## WHAT IS REQUIRED
Only a number is wanted: how many lines in these records contain the word "дѣтск"?

## INFORMATION SUPPLIED
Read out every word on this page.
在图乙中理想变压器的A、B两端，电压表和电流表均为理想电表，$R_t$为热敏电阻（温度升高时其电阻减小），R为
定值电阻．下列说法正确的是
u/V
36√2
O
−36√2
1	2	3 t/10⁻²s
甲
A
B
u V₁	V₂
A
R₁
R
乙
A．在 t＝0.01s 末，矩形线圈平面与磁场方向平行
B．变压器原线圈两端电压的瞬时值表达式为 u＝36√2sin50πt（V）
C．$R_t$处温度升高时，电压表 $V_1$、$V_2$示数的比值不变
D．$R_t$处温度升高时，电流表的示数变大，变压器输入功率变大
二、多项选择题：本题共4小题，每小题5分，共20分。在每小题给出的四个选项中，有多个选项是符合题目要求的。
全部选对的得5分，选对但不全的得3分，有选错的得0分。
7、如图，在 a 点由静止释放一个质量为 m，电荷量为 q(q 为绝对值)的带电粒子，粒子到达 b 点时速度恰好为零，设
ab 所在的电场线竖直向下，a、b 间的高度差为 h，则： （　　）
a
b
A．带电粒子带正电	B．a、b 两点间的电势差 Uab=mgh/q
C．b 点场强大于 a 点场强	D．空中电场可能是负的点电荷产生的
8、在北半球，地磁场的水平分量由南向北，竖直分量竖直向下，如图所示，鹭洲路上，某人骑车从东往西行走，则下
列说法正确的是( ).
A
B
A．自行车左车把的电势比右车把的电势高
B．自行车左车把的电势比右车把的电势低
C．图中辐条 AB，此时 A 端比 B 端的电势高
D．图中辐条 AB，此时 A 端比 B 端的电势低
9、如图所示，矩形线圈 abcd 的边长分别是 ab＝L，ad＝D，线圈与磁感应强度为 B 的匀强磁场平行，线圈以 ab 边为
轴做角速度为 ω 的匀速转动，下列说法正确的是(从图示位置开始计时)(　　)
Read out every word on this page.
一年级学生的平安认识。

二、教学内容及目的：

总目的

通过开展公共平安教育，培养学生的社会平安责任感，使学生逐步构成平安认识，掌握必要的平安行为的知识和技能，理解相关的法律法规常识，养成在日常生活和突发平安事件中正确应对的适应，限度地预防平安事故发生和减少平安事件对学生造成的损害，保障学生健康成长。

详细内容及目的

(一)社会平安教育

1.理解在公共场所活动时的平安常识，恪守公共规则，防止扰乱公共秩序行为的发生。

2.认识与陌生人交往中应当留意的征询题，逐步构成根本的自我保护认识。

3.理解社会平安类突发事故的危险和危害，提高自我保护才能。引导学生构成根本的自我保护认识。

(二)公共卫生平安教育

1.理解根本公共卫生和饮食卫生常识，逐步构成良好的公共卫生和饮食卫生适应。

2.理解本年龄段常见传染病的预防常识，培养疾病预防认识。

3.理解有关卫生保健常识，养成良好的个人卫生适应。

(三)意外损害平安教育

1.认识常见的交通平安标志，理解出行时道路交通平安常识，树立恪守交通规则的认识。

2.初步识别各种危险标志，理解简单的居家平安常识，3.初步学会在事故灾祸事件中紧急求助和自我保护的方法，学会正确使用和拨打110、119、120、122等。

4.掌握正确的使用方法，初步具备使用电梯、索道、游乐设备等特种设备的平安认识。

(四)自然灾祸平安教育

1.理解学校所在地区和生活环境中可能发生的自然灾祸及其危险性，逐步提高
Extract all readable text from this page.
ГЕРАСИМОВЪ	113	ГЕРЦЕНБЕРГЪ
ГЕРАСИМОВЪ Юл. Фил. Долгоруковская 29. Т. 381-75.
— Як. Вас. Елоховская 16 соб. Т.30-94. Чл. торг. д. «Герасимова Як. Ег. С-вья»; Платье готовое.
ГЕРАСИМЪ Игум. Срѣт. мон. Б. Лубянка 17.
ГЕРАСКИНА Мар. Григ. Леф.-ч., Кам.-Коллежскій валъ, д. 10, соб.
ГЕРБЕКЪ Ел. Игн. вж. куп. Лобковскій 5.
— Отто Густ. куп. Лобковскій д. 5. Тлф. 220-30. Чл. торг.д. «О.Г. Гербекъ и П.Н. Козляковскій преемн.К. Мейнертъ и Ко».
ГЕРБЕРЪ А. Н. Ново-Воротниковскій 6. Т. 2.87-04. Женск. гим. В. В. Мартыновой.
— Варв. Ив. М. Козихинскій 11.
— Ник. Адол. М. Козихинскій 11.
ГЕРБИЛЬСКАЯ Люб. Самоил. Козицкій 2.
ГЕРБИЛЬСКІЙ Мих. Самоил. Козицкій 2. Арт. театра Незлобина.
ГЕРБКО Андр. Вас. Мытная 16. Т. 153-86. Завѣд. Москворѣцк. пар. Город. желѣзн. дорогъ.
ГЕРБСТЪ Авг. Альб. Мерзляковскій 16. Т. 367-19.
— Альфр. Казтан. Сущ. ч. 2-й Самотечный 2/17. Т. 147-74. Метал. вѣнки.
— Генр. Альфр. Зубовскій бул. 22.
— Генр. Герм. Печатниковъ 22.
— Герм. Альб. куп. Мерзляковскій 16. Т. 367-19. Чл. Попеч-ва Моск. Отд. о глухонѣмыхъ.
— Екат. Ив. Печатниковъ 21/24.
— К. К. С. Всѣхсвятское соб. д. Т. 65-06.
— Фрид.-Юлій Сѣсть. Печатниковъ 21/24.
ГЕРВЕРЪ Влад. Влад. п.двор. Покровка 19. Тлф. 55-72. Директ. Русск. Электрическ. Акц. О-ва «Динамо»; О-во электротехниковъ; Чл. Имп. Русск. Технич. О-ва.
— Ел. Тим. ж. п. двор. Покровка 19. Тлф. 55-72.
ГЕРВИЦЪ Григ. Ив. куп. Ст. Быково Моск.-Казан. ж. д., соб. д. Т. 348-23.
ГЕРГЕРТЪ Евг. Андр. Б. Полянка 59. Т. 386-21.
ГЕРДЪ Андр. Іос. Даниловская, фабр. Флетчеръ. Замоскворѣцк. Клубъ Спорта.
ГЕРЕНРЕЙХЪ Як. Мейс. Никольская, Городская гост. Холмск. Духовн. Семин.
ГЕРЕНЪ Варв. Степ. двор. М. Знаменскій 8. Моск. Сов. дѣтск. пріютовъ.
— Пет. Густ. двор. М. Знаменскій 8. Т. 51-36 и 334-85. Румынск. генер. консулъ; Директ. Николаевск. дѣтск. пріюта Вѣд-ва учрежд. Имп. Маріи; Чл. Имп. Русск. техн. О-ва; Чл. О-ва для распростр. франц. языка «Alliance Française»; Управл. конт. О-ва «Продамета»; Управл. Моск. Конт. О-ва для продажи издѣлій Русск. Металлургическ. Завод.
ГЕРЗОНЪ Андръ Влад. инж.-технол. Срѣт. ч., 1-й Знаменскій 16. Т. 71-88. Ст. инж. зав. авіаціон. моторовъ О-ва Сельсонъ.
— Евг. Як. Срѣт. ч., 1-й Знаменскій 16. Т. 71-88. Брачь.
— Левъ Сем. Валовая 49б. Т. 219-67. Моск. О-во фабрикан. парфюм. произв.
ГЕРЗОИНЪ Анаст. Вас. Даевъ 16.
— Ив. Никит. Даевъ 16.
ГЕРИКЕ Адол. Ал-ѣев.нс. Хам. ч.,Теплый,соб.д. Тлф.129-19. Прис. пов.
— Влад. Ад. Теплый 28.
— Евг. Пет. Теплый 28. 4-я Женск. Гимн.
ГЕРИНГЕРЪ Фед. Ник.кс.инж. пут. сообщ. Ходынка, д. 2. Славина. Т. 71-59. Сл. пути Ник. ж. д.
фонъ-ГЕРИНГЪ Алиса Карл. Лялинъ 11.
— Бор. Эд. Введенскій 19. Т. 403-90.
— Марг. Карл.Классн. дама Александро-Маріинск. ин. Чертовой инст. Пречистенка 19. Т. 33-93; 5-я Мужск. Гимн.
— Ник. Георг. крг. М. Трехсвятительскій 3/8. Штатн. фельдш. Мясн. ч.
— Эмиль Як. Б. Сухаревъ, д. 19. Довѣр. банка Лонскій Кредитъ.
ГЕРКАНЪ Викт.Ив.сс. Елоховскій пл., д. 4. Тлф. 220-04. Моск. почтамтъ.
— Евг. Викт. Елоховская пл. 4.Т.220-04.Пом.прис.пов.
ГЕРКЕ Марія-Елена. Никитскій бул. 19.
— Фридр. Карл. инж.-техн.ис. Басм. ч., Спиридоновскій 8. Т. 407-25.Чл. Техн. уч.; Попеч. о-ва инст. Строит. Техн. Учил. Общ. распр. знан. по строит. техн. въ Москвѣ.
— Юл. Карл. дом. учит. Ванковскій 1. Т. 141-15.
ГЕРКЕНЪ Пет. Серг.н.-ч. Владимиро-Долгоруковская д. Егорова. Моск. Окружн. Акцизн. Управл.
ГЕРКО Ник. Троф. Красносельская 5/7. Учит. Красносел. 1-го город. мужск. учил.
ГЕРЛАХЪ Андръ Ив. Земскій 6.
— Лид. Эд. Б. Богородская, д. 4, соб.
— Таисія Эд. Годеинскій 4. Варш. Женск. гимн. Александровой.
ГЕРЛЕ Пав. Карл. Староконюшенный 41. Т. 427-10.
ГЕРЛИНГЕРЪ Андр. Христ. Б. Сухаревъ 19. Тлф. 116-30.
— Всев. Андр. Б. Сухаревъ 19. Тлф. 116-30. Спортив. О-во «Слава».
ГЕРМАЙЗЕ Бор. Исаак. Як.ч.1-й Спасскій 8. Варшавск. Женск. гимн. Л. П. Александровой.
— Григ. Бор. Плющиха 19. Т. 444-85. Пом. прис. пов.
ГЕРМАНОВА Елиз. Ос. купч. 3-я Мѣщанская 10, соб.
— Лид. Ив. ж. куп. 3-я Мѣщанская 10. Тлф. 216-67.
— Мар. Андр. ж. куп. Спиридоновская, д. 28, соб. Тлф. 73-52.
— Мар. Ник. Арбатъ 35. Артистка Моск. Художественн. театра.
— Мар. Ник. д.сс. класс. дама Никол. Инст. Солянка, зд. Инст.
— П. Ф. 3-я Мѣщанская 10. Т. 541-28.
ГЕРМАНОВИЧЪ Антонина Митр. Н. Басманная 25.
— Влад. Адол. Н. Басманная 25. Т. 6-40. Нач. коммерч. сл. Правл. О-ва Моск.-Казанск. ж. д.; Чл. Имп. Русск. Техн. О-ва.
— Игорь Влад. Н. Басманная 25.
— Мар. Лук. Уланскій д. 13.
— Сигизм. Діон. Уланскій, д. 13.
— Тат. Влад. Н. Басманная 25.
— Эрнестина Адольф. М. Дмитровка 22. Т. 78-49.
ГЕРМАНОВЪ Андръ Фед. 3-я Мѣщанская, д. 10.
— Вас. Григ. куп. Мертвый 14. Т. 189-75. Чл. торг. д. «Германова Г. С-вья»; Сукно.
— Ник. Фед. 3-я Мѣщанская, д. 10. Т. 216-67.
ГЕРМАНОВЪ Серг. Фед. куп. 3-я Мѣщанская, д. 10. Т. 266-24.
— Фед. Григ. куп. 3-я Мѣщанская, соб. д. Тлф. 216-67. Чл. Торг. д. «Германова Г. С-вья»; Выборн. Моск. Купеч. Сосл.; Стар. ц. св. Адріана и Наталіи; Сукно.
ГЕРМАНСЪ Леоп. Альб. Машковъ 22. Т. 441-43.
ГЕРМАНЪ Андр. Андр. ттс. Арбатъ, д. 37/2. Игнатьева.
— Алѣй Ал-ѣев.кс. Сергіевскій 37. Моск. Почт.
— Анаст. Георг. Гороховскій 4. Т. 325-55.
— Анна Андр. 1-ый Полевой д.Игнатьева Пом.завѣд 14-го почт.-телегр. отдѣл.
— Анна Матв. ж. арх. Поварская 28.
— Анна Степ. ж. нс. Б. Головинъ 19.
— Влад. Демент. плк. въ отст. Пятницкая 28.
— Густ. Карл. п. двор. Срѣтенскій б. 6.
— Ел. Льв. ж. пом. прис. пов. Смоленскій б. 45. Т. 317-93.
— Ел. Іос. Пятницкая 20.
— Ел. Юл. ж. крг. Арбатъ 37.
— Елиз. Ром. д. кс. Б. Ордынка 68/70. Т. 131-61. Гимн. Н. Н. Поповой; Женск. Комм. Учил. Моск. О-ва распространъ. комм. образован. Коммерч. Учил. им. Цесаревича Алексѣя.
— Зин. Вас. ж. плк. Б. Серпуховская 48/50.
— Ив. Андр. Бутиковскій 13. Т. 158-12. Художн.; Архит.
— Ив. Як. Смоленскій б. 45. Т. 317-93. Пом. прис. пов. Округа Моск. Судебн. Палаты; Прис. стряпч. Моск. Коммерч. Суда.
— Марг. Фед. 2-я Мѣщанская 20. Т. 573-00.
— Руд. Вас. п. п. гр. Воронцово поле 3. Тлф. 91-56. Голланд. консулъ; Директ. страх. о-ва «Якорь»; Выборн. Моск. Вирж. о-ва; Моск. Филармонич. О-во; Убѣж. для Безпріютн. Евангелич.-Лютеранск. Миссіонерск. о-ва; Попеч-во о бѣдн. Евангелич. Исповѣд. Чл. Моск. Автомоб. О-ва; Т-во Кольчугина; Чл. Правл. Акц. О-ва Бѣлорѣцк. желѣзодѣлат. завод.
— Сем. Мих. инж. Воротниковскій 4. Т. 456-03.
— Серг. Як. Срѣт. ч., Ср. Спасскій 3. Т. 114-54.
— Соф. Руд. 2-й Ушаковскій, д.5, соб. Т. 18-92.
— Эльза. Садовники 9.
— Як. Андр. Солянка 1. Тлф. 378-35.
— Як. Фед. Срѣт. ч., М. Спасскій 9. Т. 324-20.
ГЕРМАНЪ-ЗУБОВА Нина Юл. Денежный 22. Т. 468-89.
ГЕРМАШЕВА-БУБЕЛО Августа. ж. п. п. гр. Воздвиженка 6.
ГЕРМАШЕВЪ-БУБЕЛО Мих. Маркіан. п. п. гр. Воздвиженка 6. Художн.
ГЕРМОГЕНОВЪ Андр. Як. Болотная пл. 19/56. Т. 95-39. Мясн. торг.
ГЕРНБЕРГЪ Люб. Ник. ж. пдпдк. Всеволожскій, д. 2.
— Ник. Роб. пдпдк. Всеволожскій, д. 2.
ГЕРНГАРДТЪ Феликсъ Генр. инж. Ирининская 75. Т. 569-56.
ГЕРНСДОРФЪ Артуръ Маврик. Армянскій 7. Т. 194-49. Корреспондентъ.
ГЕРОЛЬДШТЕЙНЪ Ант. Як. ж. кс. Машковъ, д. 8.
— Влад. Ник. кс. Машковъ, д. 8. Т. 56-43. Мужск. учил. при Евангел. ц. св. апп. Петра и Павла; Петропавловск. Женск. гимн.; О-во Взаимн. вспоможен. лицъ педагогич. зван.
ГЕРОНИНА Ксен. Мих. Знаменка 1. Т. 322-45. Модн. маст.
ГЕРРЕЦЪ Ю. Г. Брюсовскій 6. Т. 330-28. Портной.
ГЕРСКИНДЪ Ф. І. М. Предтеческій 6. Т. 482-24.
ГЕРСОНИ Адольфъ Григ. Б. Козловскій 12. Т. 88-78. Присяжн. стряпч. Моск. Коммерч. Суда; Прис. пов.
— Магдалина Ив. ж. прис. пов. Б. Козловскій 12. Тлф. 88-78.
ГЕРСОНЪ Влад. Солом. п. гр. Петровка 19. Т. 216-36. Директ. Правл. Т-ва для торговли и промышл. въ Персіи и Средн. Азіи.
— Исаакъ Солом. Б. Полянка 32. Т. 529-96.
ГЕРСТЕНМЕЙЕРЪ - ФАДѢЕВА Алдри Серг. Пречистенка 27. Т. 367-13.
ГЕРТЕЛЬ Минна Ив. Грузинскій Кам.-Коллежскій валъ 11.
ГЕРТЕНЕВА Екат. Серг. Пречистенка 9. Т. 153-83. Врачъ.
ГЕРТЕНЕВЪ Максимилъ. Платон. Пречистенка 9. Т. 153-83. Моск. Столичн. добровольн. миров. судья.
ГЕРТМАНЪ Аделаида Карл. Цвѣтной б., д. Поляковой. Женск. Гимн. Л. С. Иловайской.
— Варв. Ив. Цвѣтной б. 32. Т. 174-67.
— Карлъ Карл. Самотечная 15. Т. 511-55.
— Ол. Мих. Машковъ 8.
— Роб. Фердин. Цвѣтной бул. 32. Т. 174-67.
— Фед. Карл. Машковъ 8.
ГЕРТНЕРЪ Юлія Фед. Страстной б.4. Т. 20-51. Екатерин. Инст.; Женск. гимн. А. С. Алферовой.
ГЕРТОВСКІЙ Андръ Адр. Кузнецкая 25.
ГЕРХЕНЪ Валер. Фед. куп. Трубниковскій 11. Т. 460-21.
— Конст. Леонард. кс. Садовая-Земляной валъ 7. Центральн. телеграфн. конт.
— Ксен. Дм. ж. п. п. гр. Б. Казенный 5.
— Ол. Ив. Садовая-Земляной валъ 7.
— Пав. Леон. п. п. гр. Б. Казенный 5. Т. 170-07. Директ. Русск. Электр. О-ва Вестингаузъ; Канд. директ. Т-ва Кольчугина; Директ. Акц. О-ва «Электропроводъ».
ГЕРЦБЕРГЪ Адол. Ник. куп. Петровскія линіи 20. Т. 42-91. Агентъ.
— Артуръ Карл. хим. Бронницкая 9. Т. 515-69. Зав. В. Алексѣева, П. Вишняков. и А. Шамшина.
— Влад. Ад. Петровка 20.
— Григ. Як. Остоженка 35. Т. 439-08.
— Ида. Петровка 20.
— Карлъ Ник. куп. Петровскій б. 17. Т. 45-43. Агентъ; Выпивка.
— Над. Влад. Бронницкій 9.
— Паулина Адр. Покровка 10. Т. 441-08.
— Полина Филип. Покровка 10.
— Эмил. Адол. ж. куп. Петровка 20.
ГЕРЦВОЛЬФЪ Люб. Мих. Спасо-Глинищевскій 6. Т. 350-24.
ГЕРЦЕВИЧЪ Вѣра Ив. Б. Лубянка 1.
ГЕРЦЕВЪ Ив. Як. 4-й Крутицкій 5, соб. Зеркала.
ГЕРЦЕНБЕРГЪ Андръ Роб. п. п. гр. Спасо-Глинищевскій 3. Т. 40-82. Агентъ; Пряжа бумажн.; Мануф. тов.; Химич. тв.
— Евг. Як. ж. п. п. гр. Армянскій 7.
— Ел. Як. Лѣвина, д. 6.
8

## FINISHED TASK
2